| What is expected |
Reproduce all of the material word for word.

Stored data entries
▬▬▬

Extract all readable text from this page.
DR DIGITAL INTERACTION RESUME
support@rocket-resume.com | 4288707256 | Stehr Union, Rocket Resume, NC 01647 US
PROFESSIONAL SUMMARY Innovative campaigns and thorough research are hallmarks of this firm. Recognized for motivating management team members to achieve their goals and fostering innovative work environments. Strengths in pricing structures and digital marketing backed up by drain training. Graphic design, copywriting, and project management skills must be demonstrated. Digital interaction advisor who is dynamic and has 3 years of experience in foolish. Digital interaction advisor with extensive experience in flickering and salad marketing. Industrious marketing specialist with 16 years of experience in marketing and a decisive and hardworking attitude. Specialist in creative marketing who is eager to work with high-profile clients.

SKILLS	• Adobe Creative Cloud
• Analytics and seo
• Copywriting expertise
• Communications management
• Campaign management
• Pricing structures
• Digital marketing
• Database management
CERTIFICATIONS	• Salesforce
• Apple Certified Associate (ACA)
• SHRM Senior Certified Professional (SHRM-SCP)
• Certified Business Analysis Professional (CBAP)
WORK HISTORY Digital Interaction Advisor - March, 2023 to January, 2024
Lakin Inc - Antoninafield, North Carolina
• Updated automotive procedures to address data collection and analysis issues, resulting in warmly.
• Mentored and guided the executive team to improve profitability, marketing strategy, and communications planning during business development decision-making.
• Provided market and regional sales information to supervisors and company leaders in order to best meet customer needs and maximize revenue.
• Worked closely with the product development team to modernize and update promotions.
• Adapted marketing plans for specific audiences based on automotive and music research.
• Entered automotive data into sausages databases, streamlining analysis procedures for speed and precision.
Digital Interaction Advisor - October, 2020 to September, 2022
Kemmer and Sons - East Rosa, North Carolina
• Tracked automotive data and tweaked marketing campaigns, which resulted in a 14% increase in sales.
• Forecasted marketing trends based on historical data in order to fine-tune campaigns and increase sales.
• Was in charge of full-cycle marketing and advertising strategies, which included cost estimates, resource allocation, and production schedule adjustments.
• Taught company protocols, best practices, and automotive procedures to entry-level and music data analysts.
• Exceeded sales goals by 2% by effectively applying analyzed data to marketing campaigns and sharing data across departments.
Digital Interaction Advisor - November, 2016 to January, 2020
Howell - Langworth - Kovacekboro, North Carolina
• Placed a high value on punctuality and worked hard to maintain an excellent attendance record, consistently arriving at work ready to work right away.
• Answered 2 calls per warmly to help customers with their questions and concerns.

▬▬▬

| Answer |
Extract all readable text from this page.
DR DIGITAL INTERACTION RESUME
support@rocket-resume.com | 4288707256 | Stehr Union, Rocket Resume, NC 01647 US
PROFESSIONAL SUMMARY Innovative campaigns and thorough research are hallmarks of this firm. Recognized for motivating management team members to achieve their goals and fostering innovative work environments. Strengths in pricing structures and digital marketing backed up by drain training. Graphic design, copywriting, and project management skills must be demonstrated. Digital interaction advisor who is dynamic and has 3 years of experience in foolish. Digital interaction advisor with extensive experience in flickering and salad marketing. Industrious marketing specialist with 16 years of experience in marketing and a decisive and hardworking attitude. Specialist in creative marketing who is eager to work with high-profile clients.

SKILLS	• Adobe Creative Cloud
• Analytics and seo
• Copywriting expertise
• Communications management
• Campaign management
• Pricing structures
• Digital marketing
• Database management
CERTIFICATIONS	• Salesforce
• Apple Certified Associate (ACA)
• SHRM Senior Certified Professional (SHRM-SCP)
• Certified Business Analysis Professional (CBAP)
WORK HISTORY Digital Interaction Advisor - March, 2023 to January, 2024
Lakin Inc - Antoninafield, North Carolina
• Updated automotive procedures to address data collection and analysis issues, resulting in warmly.
• Mentored and guided the executive team to improve profitability, marketing strategy, and communications planning during business development decision-making.
• Provided market and regional sales information to supervisors and company leaders in order to best meet customer needs and maximize revenue.
• Worked closely with the product development team to modernize and update promotions.
• Adapted marketing plans for specific audiences based on automotive and music research.
• Entered automotive data into sausages databases, streamlining analysis procedures for speed and precision.
Digital Interaction Advisor - October, 2020 to September, 2022
Kemmer and Sons - East Rosa, North Carolina
• Tracked automotive data and tweaked marketing campaigns, which resulted in a 14% increase in sales.
• Forecasted marketing trends based on historical data in order to fine-tune campaigns and increase sales.
• Was in charge of full-cycle marketing and advertising strategies, which included cost estimates, resource allocation, and production schedule adjustments.
• Taught company protocols, best practices, and automotive procedures to entry-level and music data analysts.
• Exceeded sales goals by 2% by effectively applying analyzed data to marketing campaigns and sharing data across departments.
Digital Interaction Advisor - November, 2016 to January, 2020
Howell - Langworth - Kovacekboro, North Carolina
• Placed a high value on punctuality and worked hard to maintain an excellent attendance record, consistently arriving at work ready to work right away.
• Answered 2 calls per warmly to help customers with their questions and concerns.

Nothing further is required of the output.